Round the memories of this contest would gather many older
legends, myths, and stories, not peculiarly Greek or even
'Aryan,' which previously floated unattached, or were
connected with heroes whose fame was swallowed up by that
of a newer generation. It would be the work of minstrels,
priests, and poets, as the national spirit grew conscious
of itself, to shape all these materials into a definite
body of tradition. This is the rule of development--first
scattered stories, then the union of these into a NATIONAL
legend. The growth of later national legends, which we are
able to trace, historically, has generally come about in
this fashion. To take the best known example, we are able
to compare the real history of Charlemagne with the old
epic poems on his life and exploits. In these poems we find
that facts are strangely exaggerated, and distorted; that
purely fanciful additions are made to the true records,
that the more striking events of earlier history are
crowded into the legend of Charles, that mere fairy tales,
current among African as well as European peoples, are
transmuted into false history, and that the anonymous
characters of fairy tales are converted into historical
personages. We can also watch the process by which feigned
genealogies were constructed, which connected the princely
houses of France with the imaginary heroes of the epics.
The conclusion is that the poetical history of Charlemagne
has only the faintest relations to the true history. And we
are justified in supposing that, quite as little of the
real history of events can be extracted from the tale of
Troy, as from the Chansons de Geste.

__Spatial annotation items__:
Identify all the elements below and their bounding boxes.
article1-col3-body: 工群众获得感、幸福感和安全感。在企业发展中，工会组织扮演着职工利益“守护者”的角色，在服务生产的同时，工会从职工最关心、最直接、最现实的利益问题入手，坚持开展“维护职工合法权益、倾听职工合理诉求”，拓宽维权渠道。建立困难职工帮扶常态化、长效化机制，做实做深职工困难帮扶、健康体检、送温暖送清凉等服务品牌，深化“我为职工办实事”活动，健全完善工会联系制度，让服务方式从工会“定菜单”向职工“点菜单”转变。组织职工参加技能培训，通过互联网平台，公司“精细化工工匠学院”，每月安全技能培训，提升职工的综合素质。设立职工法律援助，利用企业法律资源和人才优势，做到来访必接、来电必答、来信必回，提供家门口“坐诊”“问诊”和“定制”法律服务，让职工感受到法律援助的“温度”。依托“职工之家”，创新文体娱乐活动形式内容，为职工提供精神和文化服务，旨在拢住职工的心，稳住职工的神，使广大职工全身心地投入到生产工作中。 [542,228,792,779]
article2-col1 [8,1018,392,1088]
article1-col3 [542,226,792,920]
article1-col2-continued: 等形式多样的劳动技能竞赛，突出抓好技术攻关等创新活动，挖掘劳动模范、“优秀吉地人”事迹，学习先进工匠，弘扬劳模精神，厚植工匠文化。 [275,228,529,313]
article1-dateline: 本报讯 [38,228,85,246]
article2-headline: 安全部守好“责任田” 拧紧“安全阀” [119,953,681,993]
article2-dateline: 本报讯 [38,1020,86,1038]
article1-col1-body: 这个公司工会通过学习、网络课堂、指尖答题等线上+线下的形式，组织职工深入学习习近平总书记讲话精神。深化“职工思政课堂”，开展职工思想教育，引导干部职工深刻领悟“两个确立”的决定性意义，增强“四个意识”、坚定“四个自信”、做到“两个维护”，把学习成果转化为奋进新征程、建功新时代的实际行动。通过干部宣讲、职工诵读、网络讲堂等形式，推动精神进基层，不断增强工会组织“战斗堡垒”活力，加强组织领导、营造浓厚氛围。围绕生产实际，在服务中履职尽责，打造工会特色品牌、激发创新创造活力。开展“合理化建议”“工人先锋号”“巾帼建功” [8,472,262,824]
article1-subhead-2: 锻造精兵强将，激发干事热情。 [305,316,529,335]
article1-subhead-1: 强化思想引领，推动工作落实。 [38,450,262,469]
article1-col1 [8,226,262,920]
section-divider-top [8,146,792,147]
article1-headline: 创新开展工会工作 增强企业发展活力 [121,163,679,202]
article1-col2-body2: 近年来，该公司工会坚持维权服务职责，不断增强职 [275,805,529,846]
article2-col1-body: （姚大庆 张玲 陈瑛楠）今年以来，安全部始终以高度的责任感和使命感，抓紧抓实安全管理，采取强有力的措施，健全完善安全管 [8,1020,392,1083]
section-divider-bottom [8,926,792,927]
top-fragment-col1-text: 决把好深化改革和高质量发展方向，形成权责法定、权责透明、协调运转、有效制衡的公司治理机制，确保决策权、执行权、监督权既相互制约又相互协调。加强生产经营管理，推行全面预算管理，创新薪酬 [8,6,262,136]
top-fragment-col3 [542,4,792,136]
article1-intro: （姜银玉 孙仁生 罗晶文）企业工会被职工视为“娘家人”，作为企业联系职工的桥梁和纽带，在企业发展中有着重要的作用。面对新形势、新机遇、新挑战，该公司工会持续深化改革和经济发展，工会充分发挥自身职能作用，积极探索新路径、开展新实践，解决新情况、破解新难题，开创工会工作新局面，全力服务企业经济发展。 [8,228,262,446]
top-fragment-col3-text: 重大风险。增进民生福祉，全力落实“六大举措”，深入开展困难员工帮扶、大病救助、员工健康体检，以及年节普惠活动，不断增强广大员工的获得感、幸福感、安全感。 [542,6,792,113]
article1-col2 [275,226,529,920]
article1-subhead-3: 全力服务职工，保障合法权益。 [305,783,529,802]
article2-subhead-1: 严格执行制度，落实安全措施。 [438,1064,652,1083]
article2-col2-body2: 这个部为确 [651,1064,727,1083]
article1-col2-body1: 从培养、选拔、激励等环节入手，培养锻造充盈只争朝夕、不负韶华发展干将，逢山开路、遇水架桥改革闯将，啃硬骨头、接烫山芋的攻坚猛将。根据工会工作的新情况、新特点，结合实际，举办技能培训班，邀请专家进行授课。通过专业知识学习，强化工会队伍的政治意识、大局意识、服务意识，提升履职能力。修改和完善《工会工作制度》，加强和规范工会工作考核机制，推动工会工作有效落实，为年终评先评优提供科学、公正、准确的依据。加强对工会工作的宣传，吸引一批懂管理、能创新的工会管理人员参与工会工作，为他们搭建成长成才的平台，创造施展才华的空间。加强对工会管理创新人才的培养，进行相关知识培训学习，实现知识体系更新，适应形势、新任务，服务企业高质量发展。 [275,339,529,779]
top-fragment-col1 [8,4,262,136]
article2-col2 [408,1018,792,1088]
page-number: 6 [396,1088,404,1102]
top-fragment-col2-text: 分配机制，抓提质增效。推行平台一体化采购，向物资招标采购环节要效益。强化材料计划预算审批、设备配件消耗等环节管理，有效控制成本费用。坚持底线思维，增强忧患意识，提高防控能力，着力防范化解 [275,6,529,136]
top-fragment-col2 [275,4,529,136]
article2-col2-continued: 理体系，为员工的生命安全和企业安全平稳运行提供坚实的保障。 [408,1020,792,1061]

__What needs to be done__:
Render this sentence from the passage on national legends into Spanish: "The conclusion is that the poetical history of Charlemagne has only the faintest relations to the true history."

__Solution to the problem__:
La conclusión es que la historia poética de Carlomagno guarda solo las más tenues relaciones con la historia verdadera.